##### Available data #####
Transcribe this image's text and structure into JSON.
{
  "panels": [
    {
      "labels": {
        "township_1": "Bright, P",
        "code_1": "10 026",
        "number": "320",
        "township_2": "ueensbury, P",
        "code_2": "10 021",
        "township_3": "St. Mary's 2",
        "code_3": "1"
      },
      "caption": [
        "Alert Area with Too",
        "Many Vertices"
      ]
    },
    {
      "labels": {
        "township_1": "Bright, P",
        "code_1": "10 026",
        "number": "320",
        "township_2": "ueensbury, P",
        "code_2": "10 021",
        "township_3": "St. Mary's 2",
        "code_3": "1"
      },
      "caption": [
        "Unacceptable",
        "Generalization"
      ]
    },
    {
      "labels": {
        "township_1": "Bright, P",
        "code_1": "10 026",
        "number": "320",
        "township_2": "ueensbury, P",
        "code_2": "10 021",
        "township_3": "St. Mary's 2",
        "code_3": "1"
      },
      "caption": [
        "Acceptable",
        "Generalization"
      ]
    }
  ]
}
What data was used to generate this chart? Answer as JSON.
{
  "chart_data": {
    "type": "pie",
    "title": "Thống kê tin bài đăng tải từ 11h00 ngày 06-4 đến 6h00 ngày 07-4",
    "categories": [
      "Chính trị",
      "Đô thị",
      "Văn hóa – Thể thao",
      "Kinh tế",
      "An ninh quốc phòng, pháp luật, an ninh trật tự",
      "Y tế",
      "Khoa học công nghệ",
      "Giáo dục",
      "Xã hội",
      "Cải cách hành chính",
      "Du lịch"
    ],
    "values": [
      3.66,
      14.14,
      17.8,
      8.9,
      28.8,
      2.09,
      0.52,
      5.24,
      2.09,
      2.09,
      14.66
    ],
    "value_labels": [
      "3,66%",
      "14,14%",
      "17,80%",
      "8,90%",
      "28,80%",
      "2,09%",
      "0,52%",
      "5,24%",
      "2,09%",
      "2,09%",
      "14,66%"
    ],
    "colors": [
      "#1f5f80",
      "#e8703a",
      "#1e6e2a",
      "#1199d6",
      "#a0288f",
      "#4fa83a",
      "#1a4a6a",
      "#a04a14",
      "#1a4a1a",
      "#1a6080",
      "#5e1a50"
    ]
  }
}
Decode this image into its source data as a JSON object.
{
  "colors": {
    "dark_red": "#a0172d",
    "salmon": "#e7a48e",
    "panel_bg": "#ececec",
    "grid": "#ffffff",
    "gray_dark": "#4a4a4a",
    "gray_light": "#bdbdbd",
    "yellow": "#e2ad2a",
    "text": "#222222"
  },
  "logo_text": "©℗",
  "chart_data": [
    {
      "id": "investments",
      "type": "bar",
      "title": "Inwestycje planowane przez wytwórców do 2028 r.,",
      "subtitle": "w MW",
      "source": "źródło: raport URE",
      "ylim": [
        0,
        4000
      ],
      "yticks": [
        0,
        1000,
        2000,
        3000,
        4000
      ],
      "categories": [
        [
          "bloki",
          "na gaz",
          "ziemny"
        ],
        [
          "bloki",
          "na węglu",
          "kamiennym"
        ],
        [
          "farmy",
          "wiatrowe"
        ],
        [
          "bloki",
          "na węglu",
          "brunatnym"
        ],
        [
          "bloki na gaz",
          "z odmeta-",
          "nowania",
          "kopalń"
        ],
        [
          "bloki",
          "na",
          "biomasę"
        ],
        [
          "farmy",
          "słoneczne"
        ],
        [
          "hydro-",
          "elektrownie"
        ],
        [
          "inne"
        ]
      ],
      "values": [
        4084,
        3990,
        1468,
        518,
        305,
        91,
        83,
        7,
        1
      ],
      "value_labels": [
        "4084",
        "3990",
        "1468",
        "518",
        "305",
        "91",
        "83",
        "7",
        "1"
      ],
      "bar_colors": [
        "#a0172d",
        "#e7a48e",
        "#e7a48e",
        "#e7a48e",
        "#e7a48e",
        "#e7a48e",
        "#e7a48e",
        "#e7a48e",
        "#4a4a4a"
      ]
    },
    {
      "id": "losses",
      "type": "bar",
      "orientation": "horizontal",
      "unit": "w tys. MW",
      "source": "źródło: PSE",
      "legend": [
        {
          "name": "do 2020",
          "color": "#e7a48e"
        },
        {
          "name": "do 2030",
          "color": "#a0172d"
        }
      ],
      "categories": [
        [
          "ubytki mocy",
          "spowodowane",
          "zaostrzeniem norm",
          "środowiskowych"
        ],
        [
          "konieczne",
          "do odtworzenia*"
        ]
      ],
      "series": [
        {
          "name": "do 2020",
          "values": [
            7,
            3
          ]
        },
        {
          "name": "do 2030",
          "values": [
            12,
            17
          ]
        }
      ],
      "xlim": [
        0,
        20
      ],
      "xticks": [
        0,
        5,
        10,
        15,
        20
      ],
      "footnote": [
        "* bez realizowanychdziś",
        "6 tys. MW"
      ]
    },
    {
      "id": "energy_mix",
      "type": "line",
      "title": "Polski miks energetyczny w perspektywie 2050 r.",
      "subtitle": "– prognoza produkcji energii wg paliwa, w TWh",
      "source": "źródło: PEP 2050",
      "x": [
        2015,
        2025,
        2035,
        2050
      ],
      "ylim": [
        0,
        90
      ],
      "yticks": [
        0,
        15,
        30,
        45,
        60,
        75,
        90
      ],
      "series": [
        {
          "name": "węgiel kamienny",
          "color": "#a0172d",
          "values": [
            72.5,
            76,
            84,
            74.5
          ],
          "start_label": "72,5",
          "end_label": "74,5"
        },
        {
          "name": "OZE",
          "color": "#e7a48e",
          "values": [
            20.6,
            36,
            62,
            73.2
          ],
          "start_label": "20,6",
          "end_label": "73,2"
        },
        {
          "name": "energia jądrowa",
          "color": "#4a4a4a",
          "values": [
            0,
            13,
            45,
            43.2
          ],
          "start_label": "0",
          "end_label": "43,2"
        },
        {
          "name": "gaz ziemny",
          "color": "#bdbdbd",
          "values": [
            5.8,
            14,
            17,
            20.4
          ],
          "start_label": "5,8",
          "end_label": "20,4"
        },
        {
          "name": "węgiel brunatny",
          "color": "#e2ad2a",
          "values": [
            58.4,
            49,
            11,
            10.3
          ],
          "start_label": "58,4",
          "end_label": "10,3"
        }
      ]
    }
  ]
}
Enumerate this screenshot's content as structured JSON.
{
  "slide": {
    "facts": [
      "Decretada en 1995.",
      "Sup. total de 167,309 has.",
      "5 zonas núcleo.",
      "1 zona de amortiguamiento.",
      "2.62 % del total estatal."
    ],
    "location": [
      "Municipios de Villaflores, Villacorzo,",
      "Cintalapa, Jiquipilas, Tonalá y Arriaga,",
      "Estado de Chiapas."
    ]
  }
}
#####
**Exercise instructions:**
Repeat each record exactly, leaving nothing out.

**Result:**
Transcribe this image's text and structure into JSON.
{
  "panels": [
    {
      "labels": {
        "township_1": "Bright, P",
        "code_1": "10 026",
        "number": "320",
        "township_2": "ueensbury, P",
        "code_2": "10 021",
        "township_3": "St. Mary's 2",
        "code_3": "1"
      },
      "caption": [
        "Alert Area with Too",
        "Many Vertices"
      ]
    },
    {
      "labels": {
        "township_1": "Bright, P",
        "code_1": "10 026",
        "number": "320",
        "township_2": "ueensbury, P",
        "code_2": "10 021",
        "township_3": "St. Mary's 2",
        "code_3": "1"
      },
      "caption": [
        "Unacceptable",
        "Generalization"
      ]
    },
    {
      "labels": {
        "township_1": "Bright, P",
        "code_1": "10 026",
        "number": "320",
        "township_2": "ueensbury, P",
        "code_2": "10 021",
        "township_3": "St. Mary's 2",
        "code_3": "1"
      },
      "caption": [
        "Acceptable",
        "Generalization"
      ]
    }
  ]
}
What data was used to generate this chart? Answer as JSON.
{
  "chart_data": {
    "type": "pie",
    "title": "Thống kê tin bài đăng tải từ 11h00 ngày 06-4 đến 6h00 ngày 07-4",
    "categories": [
      "Chính trị",
      "Đô thị",
      "Văn hóa – Thể thao",
      "Kinh tế",
      "An ninh quốc phòng, pháp luật, an ninh trật tự",
      "Y tế",
      "Khoa học công nghệ",
      "Giáo dục",
      "Xã hội",
      "Cải cách hành chính",
      "Du lịch"
    ],
    "values": [
      3.66,
      14.14,
      17.8,
      8.9,
      28.8,
      2.09,
      0.52,
      5.24,
      2.09,
      2.09,
      14.66
    ],
    "value_labels": [
      "3,66%",
      "14,14%",
      "17,80%",
      "8,90%",
      "28,80%",
      "2,09%",
      "0,52%",
      "5,24%",
      "2,09%",
      "2,09%",
      "14,66%"
    ],
    "colors": [
      "#1f5f80",
      "#e8703a",
      "#1e6e2a",
      "#1199d6",
      "#a0288f",
      "#4fa83a",
      "#1a4a6a",
      "#a04a14",
      "#1a4a1a",
      "#1a6080",
      "#5e1a50"
    ]
  }
}
Decode this image into its source data as a JSON object.
{
  "colors": {
    "dark_red": "#a0172d",
    "salmon": "#e7a48e",
    "panel_bg": "#ececec",
    "grid": "#ffffff",
    "gray_dark": "#4a4a4a",
    "gray_light": "#bdbdbd",
    "yellow": "#e2ad2a",
    "text": "#222222"
  },
  "logo_text": "©℗",
  "chart_data": [
    {
      "id": "investments",
      "type": "bar",
      "title": "Inwestycje planowane przez wytwórców do 2028 r.,",
      "subtitle": "w MW",
      "source": "źródło: raport URE",
      "ylim": [
        0,
        4000
      ],
      "yticks": [
        0,
        1000,
        2000,
        3000,
        4000
      ],
      "categories": [
        [
          "bloki",
          "na gaz",
          "ziemny"
        ],
        [
          "bloki",
          "na węglu",
          "kamiennym"
        ],
        [
          "farmy",
          "wiatrowe"
        ],
        [
          "bloki",
          "na węglu",
          "brunatnym"
        ],
        [
          "bloki na gaz",
          "z odmeta-",
          "nowania",
          "kopalń"
        ],
        [
          "bloki",
          "na",
          "biomasę"
        ],
        [
          "farmy",
          "słoneczne"
        ],
        [
          "hydro-",
          "elektrownie"
        ],
        [
          "inne"
        ]
      ],
      "values": [
        4084,
        3990,
        1468,
        518,
        305,
        91,
        83,
        7,
        1
      ],
      "value_labels": [
        "4084",
        "3990",
        "1468",
        "518",
        "305",
        "91",
        "83",
        "7",
        "1"
      ],
      "bar_colors": [
        "#a0172d",
        "#e7a48e",
        "#e7a48e",
        "#e7a48e",
        "#e7a48e",
        "#e7a48e",
        "#e7a48e",
        "#e7a48e",
        "#4a4a4a"
      ]
    },
    {
      "id": "losses",
      "type": "bar",
      "orientation": "horizontal",
      "unit": "w tys. MW",
      "source": "źródło: PSE",
      "legend": [
        {
          "name": "do 2020",
          "color": "#e7a48e"
        },
        {
          "name": "do 2030",
          "color": "#a0172d"
        }
      ],
      "categories": [
        [
          "ubytki mocy",
          "spowodowane",
          "zaostrzeniem norm",
          "środowiskowych"
        ],
        [
          "konieczne",
          "do odtworzenia*"
        ]
      ],
      "series": [
        {
          "name": "do 2020",
          "values": [
            7,
            3
          ]
        },
        {
          "name": "do 2030",
          "values": [
            12,
            17
          ]
        }
      ],
      "xlim": [
        0,
        20
      ],
      "xticks": [
        0,
        5,
        10,
        15,
        20
      ],
      "footnote": [
        "* bez realizowanychdziś",
        "6 tys. MW"
      ]
    },
    {
      "id": "energy_mix",
      "type": "line",
      "title": "Polski miks energetyczny w perspektywie 2050 r.",
      "subtitle": "– prognoza produkcji energii wg paliwa, w TWh",
      "source": "źródło: PEP 2050",
      "x": [
        2015,
        2025,
        2035,
        2050
      ],
      "ylim": [
        0,
        90
      ],
      "yticks": [
        0,
        15,
        30,
        45,
        60,
        75,
        90
      ],
      "series": [
        {
          "name": "węgiel kamienny",
          "color": "#a0172d",
          "values": [
            72.5,
            76,
            84,
            74.5
          ],
          "start_label": "72,5",
          "end_label": "74,5"
        },
        {
          "name": "OZE",
          "color": "#e7a48e",
          "values": [
            20.6,
            36,
            62,
            73.2
          ],
          "start_label": "20,6",
          "end_label": "73,2"
        },
        {
          "name": "energia jądrowa",
          "color": "#4a4a4a",
          "values": [
            0,
            13,
            45,
            43.2
          ],
          "start_label": "0",
          "end_label": "43,2"
        },
        {
          "name": "gaz ziemny",
          "color": "#bdbdbd",
          "values": [
            5.8,
            14,
            17,
            20.4
          ],
          "start_label": "5,8",
          "end_label": "20,4"
        },
        {
          "name": "węgiel brunatny",
          "color": "#e2ad2a",
          "values": [
            58.4,
            49,
            11,
            10.3
          ],
          "start_label": "58,4",
          "end_label": "10,3"
        }
      ]
    }
  ]
}
Enumerate this screenshot's content as structured JSON.
{
  "slide": {
    "facts": [
      "Decretada en 1995.",
      "Sup. total de 167,309 has.",
      "5 zonas núcleo.",
      "1 zona de amortiguamiento.",
      "2.62 % del total estatal."
    ],
    "location": [
      "Municipios de Villaflores, Villacorzo,",
      "Cintalapa, Jiquipilas, Tonalá y Arriaga,",
      "Estado de Chiapas."
    ]
  }
}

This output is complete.